#### [PAGE EXCERPT]
********************

EBP is presumed to seal the leak at the puncture site and has been considered the gold standard [10] for treating refractory PDPH in adults after failed medical management. Our team attempted two EBPs, which did not help. Newer studies now show that the actual success of EBP in adults is between 33% and 91% [2]. In pediatric patients, the incidence of sustained success even with a large single-volume blood patch is around 30-70% [5].
Nerve blocks such as the greater occipital nerve (GON) blocks or SPG blocks have been proposed to treat headaches [11] when EBP is not feasible or does not work. In one study, patients with milder symptoms benefited from the GON block, but those with severe PDPH did not have long-term benefits [12]. The SPG block is thought to work by anesthetizing the SPG, which has synapses adjacent to the postganglionic parasympathetic fibers. The block interrupts the parasympathetic flow in the brain, reducing cerebral vasodilation, which provides relief from PDPH.

********************

#### [RECORDS SUPPLIED]
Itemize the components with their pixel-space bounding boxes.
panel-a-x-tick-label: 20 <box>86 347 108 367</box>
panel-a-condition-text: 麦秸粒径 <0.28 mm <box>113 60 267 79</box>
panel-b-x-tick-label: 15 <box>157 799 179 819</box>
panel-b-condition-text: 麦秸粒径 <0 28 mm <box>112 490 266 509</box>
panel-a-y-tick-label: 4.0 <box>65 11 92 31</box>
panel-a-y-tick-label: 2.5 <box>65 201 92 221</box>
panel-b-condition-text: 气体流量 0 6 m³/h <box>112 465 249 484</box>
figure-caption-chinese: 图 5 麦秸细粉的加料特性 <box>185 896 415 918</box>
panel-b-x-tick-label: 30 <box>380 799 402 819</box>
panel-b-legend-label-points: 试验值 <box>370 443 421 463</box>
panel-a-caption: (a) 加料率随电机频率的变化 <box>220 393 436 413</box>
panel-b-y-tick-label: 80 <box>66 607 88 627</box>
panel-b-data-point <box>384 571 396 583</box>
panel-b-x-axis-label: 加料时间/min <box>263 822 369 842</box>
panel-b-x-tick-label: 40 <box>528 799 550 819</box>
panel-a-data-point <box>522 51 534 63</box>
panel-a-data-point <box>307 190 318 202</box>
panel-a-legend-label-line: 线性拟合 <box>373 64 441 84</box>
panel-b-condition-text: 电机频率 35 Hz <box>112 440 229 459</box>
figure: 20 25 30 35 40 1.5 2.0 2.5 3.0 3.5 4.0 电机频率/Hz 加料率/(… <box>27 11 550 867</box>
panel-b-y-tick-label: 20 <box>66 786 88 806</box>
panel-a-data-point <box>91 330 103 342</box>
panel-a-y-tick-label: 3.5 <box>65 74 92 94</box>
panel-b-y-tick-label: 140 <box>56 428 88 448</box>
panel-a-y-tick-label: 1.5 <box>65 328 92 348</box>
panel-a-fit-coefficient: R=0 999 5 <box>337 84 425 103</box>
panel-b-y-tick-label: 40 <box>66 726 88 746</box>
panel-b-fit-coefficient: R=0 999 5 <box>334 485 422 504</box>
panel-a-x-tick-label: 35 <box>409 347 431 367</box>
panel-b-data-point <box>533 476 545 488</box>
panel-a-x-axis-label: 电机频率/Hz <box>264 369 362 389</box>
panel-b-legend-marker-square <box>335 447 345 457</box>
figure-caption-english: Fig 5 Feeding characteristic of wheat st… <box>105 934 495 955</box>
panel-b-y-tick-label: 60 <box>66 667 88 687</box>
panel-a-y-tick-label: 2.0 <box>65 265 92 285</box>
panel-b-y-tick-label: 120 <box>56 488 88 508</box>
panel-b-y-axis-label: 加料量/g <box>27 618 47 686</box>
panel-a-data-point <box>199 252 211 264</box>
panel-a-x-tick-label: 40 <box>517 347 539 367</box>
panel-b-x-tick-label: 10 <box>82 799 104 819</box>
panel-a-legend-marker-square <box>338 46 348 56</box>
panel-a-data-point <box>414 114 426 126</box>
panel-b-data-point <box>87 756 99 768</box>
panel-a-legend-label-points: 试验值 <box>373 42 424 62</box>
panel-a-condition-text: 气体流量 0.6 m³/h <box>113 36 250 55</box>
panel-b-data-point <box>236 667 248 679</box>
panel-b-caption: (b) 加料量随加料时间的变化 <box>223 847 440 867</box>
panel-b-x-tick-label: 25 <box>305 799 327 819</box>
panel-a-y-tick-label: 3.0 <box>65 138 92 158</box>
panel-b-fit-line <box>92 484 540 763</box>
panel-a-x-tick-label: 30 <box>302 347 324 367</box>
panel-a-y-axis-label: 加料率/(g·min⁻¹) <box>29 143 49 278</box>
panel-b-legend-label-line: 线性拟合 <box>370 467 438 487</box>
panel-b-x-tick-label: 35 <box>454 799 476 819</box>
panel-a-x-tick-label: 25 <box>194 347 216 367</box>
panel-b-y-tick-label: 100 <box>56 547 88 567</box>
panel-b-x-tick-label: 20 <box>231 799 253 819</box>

********************

#### [TASK LIST]
**a.** For the excerpt on blood patches and nerve blocks above, decide whether each statement agrees with it. Answer yes or no and quote the deciding words.
(i) The team's two EBP attempts did not help.
(ii) In one study, patients with severe PDPH had long-term benefits from the GON block.
(iii) The SPG block is thought to increase cerebral vasodilation.
**b.** Turn the paragraph of the excerpt on blood patches and nerve blocks that begins "Nerve blocks such as" into a short bulleted list that keeps its main facts.
**c.** List every bracketed reference number cited in the excerpt on blood patches and nerve blocks, in the order they appear.

#### [EXPECTED RESPONSES]
**a.**
(i) Yes: "Our team attempted two EBPs, which did not help."
(ii) No: "those with severe PDPH did not have long-term benefits"
(iii) No: "reducing cerebral vasodilation, which provides relief from PDPH"

**b.**
- GON blocks or SPG blocks have been proposed to treat headaches when EBP is not feasible or does not work.
- In one study, the GON block helped patients with milder symptoms but gave no long-term benefit in severe PDPH.
- The SPG block is thought to work by anesthetizing the SPG, which has synapses adjacent to the postganglionic parasympathetic fibers.
- It interrupts parasympathetic flow in the brain and reduces cerebral vasodilation, which relieves PDPH.

**c.** [10], [2], [5], [11], [12]